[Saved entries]
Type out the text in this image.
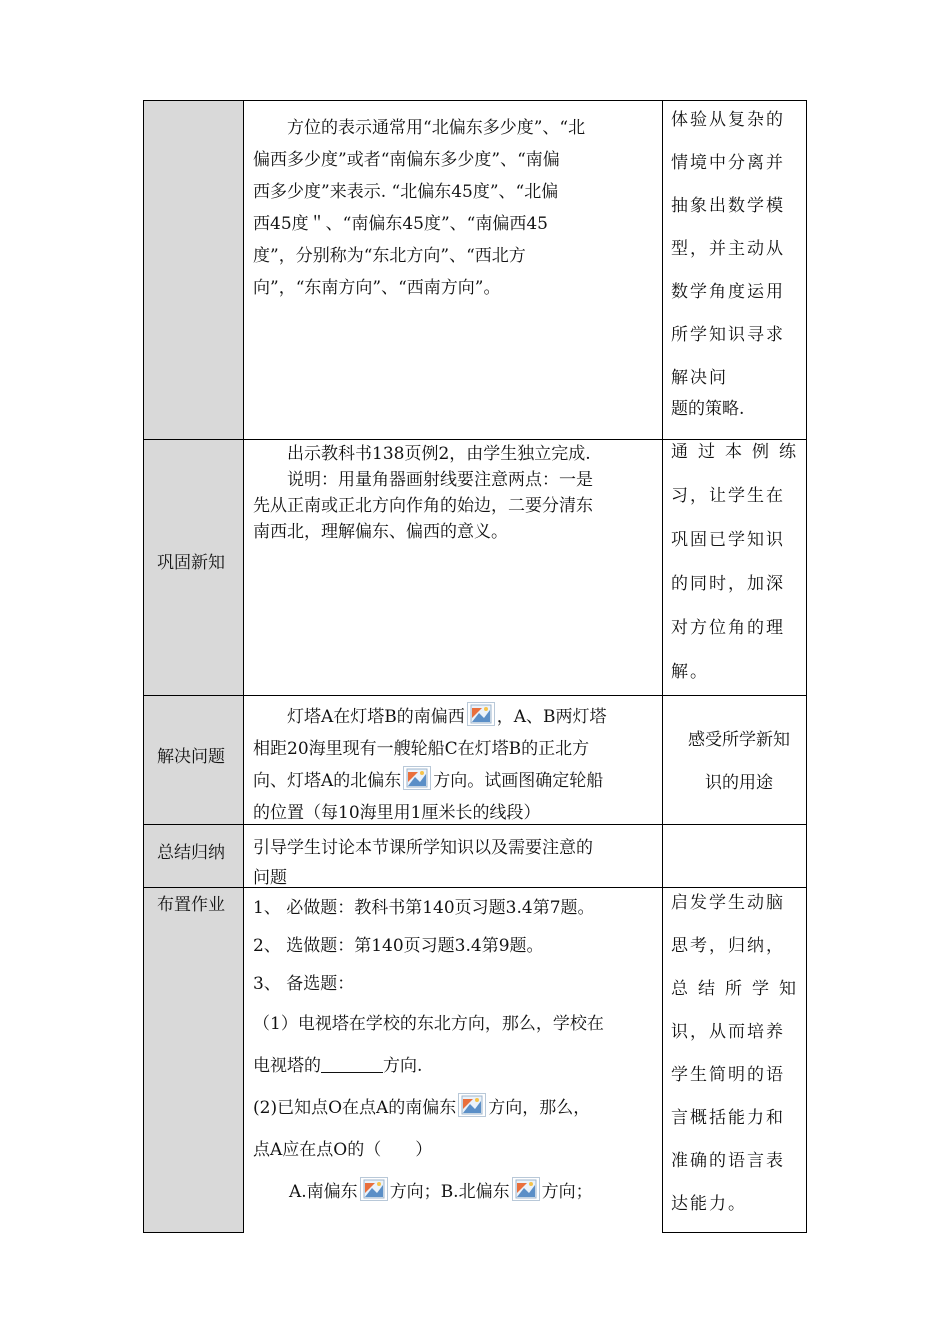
方位的表示通常用“北偏东多少度”、“北

偏西多少度”或者“南偏东多少度”、“南偏

西多少度”来表示. “北偏东45度”、“北偏

西45度＂、“南偏东45度”、“南偏西45

度”，分别称为“东北方向”、“西北方

向”，“东南方向”、“西南方向”。

体验从复杂的

情境中分离并

抽象出数学模

型，并主动从

数学角度运用

所学知识寻求

解决问

题的策略.

巩固新知

出示教科书138页例2，由学生独立完成.

说明：用量角器画射线要注意两点：一是

先从正南或正北方向作角的始边，二要分清东

南西北，理解偏东、偏西的意义。

通过本例练

习，让学生在

巩固已学知识

的同时，加深

对方位角的理

解。

解决问题

灯塔A在灯塔B的南偏西 ，A、B两灯塔

相距20海里现有一艘轮船C在灯塔B的正北方

向、灯塔A的北偏东 方向。试画图确定轮船

的位置（每10海里用1厘米长的线段）

感受所学新知

识的用途

总结归纳 引导学生讨论本节课所学知识以及需要注意的

问题

布置作业 1、 必做题：教科书第140页习题3.4第7题。

2、 选做题：第140页习题3.4第9题。

3、 备选题：

（1）电视塔在学校的东北方向，那么，学校在

电视塔的	方向.

(2)已知点O在点A的南偏东 方向，那么，

点A应在点O的（　　）

A.南偏东 方向；B.北偏东 方向；

启发学生动脑

思考，归纳，

总结所学知

识，从而培养

学生简明的语

言概括能力和

准确的语言表

达能力。
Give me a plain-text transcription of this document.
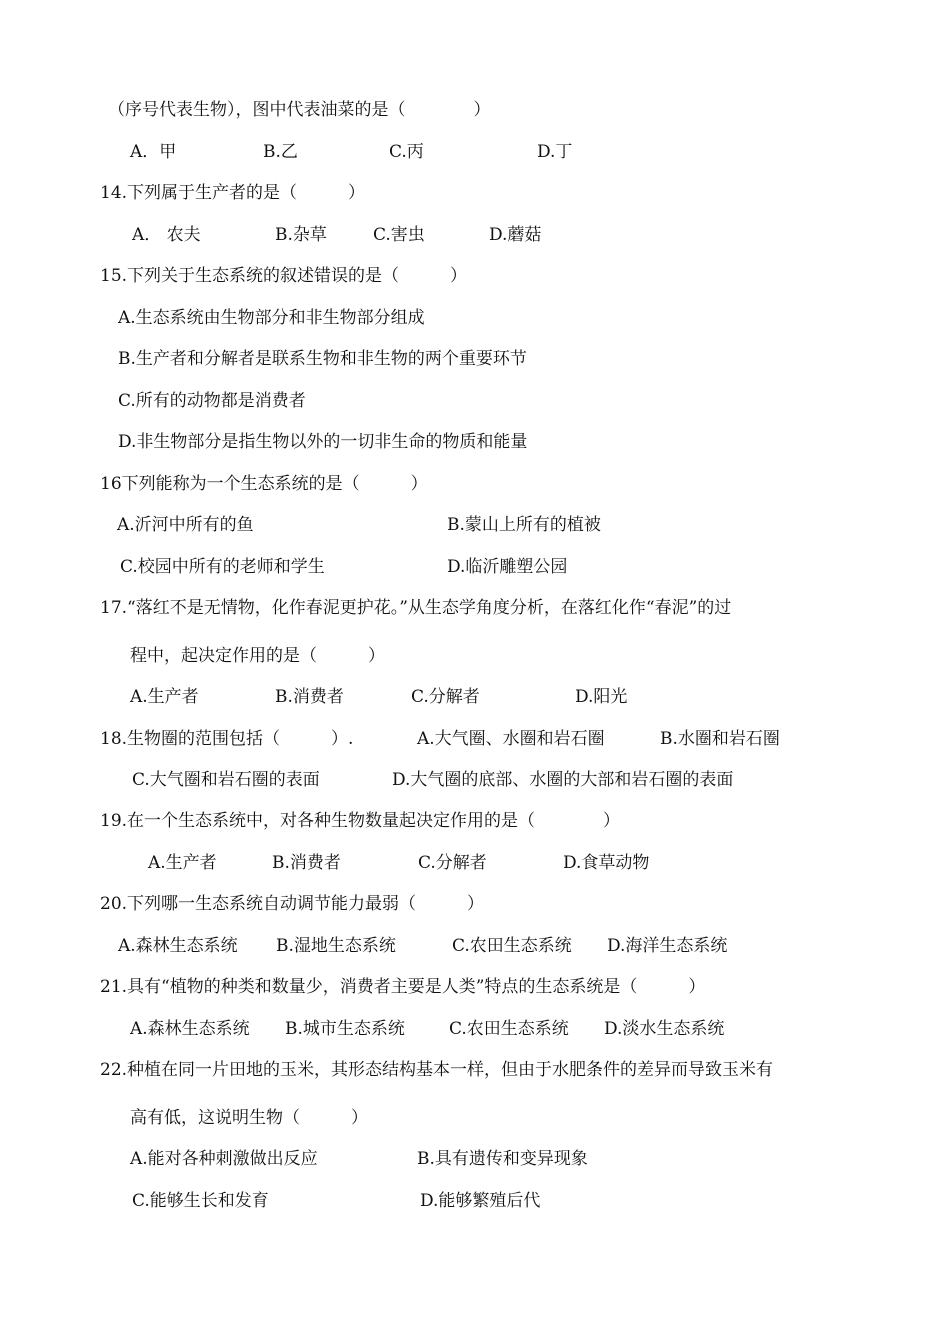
（序号代表生物），图中代表油菜的是（　　　　）
A．甲	B.乙	C.丙	D.丁
14.下列属于生产者的是（　　　）
A． 农夫	B.杂草	C.害虫	D.蘑菇
15.下列关于生态系统的叙述错误的是（　　　）
A.生态系统由生物部分和非生物部分组成
B.生产者和分解者是联系生物和非生物的两个重要环节
C.所有的动物都是消费者
D.非生物部分是指生物以外的一切非生命的物质和能量
16下列能称为一个生态系统的是（　　　）
A.沂河中所有的鱼	B.蒙山上所有的植被
C.校园中所有的老师和学生	D.临沂雕塑公园
17.“落红不是无情物，化作春泥更护花。”从生态学角度分析，在落红化作“春泥”的过
程中，起决定作用的是（　　　）
A.生产者	B.消费者	C.分解者	D.阳光
18.生物圈的范围包括（　　　）.	A.大气圈、水圈和岩石圈	B.水圈和岩石圈
C.大气圈和岩石圈的表面	D.大气圈的底部、水圈的大部和岩石圈的表面
19.在一个生态系统中，对各种生物数量起决定作用的是（　　　　）
A.生产者	B.消费者	C.分解者	D.食草动物
20.下列哪一生态系统自动调节能力最弱（　　　）
A.森林生态系统 B.湿地生态系统	C.农田生态系统 D.海洋生态系统
21.具有“植物的种类和数量少，消费者主要是人类”特点的生态系统是（　　　）
A.森林生态系统 B.城市生态系统	C.农田生态系统 D.淡水生态系统
22.种植在同一片田地的玉米，其形态结构基本一样，但由于水肥条件的差异而导致玉米有
高有低，这说明生物（　　　）
A.能对各种刺激做出反应	B.具有遗传和变异现象
C.能够生长和发育	D.能够繁殖后代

▸ WRITTEN EXERCISE
Every line holding "text" should be copied out.

▸ EXERCISE ANSWER
Type out the text in this image.
Give me a plain-text transcription of this document.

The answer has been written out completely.